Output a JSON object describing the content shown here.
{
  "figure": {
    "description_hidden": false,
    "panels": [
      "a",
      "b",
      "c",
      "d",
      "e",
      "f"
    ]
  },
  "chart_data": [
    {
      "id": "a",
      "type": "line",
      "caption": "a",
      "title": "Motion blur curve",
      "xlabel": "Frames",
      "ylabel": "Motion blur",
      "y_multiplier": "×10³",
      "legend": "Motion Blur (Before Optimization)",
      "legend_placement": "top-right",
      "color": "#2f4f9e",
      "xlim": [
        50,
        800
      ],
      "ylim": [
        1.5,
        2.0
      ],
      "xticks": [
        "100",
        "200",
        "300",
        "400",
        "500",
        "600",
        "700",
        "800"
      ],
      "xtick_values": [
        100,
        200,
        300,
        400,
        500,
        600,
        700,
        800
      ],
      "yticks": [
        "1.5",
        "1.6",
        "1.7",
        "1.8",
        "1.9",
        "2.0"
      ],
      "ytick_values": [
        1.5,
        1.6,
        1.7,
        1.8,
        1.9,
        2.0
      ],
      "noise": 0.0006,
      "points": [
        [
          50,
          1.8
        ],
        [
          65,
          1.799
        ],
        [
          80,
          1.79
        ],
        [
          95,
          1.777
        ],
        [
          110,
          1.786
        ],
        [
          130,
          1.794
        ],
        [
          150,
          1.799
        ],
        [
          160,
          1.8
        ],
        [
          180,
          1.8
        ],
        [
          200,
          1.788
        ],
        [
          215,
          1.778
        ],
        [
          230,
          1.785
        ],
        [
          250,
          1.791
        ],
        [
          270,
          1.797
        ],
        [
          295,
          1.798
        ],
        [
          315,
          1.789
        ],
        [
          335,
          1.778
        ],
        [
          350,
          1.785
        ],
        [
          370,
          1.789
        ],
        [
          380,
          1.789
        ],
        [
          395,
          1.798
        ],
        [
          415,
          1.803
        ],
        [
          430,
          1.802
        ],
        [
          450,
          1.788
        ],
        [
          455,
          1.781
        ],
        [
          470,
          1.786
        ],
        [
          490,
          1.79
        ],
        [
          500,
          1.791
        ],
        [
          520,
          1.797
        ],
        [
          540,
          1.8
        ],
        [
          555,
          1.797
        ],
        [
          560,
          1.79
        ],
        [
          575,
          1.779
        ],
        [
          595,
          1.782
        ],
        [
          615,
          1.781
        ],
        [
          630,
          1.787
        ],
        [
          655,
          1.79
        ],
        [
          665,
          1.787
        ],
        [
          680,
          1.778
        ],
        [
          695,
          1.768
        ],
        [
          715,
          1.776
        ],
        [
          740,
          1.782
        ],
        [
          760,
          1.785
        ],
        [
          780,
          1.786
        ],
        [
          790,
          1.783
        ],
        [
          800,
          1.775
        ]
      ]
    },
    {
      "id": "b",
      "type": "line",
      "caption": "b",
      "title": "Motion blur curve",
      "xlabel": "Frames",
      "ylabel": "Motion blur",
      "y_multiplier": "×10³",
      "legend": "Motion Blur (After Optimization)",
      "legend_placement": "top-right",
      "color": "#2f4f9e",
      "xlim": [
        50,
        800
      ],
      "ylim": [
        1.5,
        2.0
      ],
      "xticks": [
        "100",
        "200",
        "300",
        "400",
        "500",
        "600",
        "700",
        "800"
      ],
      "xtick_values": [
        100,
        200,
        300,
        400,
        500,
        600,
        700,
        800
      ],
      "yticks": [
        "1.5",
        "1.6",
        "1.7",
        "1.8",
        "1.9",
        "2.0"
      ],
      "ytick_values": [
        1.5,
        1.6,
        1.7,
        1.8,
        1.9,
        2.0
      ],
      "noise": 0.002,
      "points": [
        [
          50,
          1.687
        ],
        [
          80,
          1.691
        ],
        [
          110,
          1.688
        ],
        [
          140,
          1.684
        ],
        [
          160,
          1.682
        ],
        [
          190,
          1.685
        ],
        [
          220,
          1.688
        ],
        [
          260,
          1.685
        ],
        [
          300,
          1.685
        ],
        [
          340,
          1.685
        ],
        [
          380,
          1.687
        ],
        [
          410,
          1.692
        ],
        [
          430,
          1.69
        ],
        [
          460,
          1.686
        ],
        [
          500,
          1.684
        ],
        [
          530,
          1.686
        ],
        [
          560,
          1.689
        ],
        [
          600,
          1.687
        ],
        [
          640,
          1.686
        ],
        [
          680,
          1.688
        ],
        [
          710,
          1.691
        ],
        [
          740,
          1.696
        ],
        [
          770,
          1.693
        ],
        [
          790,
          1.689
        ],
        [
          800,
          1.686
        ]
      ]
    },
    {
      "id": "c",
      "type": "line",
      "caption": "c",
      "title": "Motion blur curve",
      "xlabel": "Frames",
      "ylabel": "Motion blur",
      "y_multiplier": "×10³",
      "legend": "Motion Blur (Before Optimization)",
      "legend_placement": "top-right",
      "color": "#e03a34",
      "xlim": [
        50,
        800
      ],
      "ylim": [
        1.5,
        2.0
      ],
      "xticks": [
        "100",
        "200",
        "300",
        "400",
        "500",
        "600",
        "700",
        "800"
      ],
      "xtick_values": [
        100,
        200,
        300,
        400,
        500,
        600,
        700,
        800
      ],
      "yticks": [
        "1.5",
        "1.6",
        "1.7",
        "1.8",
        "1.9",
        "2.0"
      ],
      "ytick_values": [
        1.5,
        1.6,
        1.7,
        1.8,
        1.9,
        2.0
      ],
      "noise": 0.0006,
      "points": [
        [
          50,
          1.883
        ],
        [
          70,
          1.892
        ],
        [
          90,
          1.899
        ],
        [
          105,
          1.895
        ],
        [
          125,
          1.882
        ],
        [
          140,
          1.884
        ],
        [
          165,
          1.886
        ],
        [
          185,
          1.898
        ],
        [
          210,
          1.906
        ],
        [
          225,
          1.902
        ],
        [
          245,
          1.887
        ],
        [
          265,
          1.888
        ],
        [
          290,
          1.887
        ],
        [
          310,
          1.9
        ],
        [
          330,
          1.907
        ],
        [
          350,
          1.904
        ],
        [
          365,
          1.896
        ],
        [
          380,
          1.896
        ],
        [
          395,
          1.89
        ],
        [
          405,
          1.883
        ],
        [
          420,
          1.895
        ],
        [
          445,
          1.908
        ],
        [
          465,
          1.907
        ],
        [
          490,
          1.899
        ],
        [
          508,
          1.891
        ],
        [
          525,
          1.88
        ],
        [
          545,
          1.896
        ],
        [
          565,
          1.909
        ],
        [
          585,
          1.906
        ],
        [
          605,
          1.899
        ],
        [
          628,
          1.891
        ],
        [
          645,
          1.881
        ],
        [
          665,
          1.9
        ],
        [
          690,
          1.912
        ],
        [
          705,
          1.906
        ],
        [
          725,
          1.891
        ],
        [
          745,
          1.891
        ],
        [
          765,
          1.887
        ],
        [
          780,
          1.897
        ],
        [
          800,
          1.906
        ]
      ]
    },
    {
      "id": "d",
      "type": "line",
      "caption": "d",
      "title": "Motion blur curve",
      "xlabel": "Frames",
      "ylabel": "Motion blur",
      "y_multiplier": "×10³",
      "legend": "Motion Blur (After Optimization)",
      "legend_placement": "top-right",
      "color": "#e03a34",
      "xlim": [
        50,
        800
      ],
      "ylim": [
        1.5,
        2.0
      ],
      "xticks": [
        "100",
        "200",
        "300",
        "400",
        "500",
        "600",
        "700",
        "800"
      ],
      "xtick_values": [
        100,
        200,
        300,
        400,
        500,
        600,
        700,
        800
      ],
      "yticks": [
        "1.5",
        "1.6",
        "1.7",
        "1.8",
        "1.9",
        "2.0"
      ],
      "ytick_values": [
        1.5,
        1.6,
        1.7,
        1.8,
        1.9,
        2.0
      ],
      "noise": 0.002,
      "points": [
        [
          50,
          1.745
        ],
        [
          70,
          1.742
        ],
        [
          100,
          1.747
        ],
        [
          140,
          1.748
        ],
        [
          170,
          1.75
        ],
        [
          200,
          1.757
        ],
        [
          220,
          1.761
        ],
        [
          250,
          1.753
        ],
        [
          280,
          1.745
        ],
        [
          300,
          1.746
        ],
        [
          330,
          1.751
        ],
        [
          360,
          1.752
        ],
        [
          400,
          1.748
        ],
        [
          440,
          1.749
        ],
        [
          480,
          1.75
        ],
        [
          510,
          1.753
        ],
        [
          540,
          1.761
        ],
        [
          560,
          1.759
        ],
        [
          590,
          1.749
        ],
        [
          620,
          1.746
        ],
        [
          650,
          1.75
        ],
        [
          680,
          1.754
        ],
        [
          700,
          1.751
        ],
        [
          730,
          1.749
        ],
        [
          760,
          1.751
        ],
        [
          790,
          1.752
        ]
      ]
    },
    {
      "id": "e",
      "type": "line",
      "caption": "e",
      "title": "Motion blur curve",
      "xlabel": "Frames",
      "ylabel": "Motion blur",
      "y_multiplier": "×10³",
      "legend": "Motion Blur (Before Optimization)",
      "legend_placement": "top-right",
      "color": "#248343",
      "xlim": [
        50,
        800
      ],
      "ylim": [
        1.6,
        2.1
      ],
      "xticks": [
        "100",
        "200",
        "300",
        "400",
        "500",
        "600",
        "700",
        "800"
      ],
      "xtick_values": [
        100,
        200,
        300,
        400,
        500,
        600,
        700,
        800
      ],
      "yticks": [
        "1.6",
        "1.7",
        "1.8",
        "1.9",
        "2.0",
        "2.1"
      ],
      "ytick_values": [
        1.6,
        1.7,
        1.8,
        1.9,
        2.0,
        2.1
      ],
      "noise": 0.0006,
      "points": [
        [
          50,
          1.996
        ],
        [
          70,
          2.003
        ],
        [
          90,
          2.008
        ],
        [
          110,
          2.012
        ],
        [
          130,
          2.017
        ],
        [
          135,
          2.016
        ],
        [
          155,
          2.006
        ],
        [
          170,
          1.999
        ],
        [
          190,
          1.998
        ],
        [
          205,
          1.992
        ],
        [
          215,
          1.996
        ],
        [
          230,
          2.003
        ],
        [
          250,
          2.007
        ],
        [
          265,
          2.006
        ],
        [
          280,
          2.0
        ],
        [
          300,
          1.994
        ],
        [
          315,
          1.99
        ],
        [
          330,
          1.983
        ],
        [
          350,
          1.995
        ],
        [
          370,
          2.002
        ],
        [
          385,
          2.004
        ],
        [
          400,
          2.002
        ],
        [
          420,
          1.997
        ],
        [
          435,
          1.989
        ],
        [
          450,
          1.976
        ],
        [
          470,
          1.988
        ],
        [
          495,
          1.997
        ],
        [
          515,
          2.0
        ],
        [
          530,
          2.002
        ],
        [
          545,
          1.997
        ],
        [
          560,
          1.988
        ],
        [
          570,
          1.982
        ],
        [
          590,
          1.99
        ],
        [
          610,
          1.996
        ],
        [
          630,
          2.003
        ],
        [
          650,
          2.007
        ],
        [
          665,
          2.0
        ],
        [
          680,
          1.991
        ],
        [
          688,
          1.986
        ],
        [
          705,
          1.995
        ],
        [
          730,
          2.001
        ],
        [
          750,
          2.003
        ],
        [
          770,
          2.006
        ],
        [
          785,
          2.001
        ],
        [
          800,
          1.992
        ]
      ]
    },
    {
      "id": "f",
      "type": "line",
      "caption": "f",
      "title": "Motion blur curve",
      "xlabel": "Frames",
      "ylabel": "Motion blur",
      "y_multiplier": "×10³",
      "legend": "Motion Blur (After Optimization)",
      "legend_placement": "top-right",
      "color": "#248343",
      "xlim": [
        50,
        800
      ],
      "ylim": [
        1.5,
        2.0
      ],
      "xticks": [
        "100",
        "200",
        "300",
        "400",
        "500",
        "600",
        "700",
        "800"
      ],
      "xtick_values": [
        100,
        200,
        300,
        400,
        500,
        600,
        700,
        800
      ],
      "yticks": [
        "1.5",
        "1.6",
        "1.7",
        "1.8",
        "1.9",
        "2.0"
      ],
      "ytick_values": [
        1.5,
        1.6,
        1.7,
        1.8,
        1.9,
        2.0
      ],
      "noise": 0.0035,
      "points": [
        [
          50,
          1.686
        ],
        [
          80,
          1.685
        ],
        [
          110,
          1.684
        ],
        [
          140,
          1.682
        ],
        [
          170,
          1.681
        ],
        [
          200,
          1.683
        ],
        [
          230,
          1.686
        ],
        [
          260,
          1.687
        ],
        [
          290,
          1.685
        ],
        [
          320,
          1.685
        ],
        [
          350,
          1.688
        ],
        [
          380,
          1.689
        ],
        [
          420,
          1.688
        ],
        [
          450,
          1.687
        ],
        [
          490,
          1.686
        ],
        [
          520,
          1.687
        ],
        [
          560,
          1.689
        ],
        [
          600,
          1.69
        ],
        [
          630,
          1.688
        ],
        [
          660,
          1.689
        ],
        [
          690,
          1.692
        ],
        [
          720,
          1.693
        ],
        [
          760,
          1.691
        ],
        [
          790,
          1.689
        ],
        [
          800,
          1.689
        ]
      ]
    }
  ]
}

**Problem details:**
Using the listing above, gather each line that holds the string "caption" and copy it.

**Exercise answer:**
      "caption": "a",
      "caption": "b",
      "caption": "c",
      "caption": "d",
      "caption": "e",
      "caption": "f",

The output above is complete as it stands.